__TASK OBJECTIVE__.
Locate all lines with the word "청소년참여". Copy them.

(Collected data entries)
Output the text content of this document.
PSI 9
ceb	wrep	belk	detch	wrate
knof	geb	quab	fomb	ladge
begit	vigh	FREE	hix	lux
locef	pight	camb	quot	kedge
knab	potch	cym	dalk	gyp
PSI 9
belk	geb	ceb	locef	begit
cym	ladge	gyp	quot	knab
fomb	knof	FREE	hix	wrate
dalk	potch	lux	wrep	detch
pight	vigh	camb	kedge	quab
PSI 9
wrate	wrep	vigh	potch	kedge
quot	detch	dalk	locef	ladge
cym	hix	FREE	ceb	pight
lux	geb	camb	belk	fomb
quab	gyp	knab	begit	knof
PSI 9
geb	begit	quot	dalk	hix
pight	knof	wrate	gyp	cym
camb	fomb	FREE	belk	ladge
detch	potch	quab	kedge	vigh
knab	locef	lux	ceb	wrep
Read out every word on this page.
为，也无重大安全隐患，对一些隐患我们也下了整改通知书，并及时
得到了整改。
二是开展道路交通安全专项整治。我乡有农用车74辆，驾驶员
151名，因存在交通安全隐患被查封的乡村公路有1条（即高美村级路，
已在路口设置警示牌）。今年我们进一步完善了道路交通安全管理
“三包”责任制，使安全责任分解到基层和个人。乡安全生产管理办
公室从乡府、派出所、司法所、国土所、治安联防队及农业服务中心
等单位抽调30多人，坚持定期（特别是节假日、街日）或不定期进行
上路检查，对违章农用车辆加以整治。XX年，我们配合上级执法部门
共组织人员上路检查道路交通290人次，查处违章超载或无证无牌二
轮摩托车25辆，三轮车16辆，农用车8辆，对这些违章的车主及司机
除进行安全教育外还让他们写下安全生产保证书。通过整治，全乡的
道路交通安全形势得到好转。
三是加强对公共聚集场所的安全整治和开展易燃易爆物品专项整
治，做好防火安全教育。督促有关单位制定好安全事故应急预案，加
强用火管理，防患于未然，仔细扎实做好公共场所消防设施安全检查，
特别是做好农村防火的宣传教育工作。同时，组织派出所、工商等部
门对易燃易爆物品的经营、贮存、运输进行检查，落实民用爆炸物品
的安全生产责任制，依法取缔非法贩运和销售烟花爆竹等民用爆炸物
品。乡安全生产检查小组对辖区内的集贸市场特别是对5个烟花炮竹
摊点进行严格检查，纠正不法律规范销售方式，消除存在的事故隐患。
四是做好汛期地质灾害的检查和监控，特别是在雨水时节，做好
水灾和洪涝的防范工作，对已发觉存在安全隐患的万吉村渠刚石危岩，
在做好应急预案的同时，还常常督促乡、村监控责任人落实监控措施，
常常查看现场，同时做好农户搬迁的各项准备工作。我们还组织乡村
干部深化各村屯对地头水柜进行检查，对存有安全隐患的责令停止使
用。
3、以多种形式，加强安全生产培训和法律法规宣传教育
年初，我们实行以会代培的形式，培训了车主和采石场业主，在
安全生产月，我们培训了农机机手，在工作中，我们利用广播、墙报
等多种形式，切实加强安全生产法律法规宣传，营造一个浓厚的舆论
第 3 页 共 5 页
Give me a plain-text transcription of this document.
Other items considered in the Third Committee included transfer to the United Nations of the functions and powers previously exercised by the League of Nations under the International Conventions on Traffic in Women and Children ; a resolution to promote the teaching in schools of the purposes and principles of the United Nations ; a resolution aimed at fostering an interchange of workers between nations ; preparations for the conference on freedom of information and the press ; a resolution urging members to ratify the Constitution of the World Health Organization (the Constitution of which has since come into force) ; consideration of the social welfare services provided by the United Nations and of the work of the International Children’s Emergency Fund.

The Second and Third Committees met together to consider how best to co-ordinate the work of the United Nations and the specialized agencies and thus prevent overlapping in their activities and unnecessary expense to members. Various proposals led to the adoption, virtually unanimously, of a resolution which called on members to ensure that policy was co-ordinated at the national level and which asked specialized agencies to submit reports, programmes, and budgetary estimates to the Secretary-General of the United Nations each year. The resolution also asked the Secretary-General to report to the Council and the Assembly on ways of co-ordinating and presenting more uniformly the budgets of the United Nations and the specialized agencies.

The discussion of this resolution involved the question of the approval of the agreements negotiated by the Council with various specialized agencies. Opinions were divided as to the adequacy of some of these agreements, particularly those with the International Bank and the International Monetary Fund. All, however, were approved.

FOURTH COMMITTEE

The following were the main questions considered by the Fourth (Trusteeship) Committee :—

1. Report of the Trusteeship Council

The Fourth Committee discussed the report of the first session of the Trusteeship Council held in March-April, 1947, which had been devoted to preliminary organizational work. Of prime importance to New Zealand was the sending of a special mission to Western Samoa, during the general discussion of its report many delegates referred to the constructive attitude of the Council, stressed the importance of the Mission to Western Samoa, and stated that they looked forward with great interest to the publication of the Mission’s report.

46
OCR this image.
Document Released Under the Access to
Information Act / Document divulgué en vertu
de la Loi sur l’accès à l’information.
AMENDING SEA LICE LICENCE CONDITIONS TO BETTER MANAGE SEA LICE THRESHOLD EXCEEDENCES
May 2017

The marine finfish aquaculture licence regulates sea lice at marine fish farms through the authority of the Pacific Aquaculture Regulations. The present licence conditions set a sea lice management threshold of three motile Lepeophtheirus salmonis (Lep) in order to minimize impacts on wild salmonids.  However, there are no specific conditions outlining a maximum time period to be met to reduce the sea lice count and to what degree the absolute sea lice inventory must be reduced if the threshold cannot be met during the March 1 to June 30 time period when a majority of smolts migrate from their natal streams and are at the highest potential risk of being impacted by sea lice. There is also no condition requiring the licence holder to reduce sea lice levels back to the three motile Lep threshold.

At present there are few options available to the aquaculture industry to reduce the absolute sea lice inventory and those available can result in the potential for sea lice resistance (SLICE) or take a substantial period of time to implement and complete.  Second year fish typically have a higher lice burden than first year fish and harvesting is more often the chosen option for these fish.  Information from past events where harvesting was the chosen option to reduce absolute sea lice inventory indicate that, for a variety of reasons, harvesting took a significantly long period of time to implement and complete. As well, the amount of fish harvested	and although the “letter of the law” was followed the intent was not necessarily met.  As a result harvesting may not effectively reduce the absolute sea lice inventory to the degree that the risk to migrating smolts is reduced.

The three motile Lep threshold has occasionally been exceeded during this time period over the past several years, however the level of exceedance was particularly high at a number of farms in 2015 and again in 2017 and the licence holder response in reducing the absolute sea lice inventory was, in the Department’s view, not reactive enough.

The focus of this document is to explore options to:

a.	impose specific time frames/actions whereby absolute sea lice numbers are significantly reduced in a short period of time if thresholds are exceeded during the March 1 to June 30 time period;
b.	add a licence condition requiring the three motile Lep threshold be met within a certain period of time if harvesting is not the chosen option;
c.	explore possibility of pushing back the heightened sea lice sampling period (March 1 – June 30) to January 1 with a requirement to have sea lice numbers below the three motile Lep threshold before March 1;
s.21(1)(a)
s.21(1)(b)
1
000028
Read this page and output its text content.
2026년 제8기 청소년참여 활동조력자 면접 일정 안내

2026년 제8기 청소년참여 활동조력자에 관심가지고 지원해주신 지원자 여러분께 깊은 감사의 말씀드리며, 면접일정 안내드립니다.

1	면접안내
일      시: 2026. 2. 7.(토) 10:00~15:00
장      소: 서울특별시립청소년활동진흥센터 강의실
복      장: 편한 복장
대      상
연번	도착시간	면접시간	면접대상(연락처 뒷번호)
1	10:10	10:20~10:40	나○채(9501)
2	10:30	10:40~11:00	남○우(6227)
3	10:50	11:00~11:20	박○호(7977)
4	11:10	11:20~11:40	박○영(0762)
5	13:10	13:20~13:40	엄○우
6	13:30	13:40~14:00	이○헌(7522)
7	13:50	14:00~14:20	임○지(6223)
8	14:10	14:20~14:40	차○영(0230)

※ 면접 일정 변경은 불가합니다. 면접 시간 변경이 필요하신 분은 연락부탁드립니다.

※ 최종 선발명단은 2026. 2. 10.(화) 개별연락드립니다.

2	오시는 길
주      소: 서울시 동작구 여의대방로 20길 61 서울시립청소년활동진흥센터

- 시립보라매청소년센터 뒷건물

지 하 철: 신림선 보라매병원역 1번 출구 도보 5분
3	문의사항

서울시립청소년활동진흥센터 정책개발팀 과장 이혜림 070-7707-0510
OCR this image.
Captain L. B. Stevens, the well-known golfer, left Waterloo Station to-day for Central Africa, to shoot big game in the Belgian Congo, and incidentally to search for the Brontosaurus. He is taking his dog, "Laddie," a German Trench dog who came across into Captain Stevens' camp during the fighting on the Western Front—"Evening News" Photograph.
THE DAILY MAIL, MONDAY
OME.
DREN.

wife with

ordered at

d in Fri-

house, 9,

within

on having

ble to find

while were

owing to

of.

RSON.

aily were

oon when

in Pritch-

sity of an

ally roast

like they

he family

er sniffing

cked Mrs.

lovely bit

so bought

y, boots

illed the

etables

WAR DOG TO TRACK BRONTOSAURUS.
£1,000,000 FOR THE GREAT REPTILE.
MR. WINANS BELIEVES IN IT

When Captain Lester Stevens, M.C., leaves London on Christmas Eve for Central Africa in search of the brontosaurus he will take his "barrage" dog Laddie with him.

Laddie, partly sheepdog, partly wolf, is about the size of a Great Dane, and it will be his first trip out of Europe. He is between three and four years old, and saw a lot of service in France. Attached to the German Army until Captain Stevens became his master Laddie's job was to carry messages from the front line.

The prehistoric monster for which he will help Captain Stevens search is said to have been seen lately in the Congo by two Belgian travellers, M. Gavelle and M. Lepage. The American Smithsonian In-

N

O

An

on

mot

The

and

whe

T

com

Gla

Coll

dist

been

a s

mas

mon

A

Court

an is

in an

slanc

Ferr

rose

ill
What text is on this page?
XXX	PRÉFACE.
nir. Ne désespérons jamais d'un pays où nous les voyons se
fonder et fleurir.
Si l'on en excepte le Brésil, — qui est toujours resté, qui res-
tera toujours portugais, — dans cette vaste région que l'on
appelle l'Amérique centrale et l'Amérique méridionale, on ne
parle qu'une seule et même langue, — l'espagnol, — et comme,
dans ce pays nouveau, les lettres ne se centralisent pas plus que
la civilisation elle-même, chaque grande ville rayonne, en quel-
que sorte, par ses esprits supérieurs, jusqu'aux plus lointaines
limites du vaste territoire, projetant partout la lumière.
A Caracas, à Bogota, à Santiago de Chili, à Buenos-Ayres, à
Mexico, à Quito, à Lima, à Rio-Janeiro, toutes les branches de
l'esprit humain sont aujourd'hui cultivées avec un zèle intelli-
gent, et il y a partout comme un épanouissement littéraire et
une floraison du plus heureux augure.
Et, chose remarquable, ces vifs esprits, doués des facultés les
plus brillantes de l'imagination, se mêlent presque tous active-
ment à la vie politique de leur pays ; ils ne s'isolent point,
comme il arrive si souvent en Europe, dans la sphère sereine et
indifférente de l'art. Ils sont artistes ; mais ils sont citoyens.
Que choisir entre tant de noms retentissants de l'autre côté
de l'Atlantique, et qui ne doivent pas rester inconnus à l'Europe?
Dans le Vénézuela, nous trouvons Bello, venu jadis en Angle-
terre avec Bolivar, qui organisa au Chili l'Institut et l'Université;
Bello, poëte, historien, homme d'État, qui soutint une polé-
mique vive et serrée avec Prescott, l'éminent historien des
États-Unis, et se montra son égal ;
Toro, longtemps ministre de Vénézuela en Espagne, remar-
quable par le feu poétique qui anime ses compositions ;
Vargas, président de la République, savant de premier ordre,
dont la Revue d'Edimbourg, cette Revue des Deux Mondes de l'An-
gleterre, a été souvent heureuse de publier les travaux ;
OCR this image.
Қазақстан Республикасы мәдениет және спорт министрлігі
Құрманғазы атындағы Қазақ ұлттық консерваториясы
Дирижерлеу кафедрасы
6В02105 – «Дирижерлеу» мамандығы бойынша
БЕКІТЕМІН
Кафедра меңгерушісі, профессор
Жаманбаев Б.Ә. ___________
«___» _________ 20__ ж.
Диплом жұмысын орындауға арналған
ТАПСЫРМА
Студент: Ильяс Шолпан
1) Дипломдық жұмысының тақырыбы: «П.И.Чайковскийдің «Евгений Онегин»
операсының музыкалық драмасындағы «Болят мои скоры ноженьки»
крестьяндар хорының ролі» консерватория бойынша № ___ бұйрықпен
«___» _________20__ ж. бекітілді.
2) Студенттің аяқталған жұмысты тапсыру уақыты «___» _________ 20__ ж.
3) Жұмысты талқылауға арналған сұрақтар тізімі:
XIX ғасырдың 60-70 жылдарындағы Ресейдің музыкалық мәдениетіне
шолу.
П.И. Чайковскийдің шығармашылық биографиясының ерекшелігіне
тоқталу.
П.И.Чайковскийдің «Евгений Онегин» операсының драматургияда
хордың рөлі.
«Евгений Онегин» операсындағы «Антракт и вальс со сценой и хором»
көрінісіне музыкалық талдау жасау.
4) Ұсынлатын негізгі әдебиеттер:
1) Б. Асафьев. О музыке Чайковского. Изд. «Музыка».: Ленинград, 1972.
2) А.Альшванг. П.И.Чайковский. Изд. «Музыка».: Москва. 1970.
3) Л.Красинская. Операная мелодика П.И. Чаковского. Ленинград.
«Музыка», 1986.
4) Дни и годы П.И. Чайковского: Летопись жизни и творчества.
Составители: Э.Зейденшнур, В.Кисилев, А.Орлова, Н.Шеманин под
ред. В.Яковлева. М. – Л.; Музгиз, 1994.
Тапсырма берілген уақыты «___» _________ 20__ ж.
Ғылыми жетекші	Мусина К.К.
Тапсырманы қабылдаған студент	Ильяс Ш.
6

__EXERCISE ANSWER__.
2026년 제8기 청소년참여 활동조력자 면접 일정 안내
2026년 제8기 청소년참여 활동조력자에 관심가지고 지원해주신 지원자 여러분께 깊은 감사의 말씀드리며, 면접일정 안내드립니다.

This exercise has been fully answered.